● WORK TO BE COMPLETED: Look for the word "users" in the entries below, then copy every line that has it.

● DATA TO PROCESS:
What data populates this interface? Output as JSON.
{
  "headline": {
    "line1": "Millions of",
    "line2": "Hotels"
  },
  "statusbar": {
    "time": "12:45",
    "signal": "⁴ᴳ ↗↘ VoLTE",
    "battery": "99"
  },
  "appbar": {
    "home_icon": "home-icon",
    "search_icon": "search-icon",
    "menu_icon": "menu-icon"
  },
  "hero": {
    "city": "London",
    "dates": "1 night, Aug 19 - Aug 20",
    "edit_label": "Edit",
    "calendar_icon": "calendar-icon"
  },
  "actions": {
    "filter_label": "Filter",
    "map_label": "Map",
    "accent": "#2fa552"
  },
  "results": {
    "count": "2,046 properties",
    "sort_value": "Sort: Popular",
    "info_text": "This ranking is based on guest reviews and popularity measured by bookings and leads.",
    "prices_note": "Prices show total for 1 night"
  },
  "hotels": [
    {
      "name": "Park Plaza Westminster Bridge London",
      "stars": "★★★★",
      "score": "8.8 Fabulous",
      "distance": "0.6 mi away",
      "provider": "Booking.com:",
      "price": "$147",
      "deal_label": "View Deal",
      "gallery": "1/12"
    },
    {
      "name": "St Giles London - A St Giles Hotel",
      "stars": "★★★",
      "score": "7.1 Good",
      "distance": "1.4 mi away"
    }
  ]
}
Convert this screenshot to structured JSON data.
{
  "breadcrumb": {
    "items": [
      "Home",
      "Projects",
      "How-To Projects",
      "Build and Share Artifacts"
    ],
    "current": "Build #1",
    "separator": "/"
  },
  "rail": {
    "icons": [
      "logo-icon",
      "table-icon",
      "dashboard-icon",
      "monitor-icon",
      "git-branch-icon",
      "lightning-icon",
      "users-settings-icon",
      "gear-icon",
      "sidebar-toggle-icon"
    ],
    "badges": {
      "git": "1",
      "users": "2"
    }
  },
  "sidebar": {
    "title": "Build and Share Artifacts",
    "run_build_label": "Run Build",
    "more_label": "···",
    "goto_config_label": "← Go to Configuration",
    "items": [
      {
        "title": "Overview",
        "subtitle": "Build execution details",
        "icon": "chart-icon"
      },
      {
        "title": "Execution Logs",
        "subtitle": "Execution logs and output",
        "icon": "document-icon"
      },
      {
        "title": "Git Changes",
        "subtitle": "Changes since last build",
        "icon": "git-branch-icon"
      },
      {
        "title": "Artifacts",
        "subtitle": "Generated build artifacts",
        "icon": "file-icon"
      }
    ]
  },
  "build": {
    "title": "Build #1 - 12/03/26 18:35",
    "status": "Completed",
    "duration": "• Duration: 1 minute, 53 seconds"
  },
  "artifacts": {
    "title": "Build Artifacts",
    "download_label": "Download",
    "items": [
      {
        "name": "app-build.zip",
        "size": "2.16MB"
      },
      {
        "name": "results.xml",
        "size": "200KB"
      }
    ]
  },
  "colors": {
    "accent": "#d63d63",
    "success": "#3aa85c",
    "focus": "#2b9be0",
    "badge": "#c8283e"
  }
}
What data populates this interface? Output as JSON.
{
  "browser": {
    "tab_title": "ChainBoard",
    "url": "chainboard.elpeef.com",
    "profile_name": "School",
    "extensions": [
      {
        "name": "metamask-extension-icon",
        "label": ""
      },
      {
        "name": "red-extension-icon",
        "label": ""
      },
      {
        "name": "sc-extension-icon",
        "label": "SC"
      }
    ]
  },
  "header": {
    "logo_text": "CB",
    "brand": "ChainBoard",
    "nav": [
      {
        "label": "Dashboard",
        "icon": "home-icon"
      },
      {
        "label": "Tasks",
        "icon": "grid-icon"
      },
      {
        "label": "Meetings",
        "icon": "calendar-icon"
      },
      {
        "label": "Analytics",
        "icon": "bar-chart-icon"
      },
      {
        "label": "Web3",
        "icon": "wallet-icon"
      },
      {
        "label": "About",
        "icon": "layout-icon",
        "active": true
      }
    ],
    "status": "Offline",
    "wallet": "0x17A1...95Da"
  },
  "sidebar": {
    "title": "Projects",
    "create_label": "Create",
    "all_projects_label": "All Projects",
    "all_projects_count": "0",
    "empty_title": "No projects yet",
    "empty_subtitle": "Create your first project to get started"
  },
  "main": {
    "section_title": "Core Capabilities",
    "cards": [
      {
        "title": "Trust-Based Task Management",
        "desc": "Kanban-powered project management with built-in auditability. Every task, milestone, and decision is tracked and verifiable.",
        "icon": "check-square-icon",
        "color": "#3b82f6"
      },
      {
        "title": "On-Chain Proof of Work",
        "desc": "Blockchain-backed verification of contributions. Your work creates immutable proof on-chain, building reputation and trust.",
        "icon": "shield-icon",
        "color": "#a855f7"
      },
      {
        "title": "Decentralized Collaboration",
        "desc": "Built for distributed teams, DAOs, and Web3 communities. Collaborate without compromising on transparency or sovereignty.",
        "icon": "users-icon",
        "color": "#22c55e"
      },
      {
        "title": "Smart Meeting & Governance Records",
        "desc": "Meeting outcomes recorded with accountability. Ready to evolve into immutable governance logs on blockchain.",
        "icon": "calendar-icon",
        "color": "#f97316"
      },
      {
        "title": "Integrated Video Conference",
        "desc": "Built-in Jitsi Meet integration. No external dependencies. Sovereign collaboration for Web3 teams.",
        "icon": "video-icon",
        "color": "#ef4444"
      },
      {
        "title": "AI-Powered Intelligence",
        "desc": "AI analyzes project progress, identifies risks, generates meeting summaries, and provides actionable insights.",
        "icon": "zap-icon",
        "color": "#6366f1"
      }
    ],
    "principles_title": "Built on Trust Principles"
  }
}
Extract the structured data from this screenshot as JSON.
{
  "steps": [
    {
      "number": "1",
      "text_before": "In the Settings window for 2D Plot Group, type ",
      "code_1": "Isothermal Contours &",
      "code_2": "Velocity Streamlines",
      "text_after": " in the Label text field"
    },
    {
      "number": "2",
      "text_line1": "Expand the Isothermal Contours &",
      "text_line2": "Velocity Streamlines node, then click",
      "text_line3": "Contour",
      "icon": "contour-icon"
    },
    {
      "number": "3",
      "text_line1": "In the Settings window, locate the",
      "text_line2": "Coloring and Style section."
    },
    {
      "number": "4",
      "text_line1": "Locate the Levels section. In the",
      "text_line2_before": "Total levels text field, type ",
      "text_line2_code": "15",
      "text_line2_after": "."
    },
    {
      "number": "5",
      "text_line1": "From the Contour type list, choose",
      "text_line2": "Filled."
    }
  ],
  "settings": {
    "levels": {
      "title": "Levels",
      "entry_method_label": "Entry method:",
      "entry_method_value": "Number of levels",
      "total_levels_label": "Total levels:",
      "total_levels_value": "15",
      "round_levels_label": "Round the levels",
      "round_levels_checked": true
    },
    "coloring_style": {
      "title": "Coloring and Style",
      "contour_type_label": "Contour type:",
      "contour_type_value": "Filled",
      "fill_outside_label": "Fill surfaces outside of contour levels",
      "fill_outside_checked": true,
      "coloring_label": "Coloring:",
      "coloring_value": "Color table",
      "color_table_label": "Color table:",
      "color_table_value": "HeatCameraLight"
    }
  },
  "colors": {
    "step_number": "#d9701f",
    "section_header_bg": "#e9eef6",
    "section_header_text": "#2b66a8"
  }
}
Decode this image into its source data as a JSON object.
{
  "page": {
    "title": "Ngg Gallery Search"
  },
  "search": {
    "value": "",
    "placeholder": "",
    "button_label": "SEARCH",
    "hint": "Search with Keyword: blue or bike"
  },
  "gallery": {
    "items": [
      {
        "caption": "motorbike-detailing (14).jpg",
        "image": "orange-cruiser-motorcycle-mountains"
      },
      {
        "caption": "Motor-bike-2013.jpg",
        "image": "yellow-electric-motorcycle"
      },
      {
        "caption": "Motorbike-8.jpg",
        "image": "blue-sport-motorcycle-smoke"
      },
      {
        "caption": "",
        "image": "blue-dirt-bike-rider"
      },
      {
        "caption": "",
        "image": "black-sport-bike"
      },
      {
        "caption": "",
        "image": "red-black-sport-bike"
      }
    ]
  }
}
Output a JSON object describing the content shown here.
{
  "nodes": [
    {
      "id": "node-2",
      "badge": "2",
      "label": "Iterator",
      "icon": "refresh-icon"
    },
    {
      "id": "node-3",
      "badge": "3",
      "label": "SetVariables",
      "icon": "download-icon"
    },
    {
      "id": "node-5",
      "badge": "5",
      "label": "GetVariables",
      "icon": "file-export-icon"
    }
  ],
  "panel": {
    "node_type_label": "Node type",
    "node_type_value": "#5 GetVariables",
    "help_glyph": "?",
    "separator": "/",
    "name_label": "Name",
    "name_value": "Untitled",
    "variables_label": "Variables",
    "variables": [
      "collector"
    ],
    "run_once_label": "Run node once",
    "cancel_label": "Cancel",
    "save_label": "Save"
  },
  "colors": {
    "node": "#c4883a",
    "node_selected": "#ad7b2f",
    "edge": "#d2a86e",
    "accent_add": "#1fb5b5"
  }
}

● RESPONSE TO THIS EXERCISE:
      "users-settings-icon",
      "users": "2"
        "icon": "users-icon",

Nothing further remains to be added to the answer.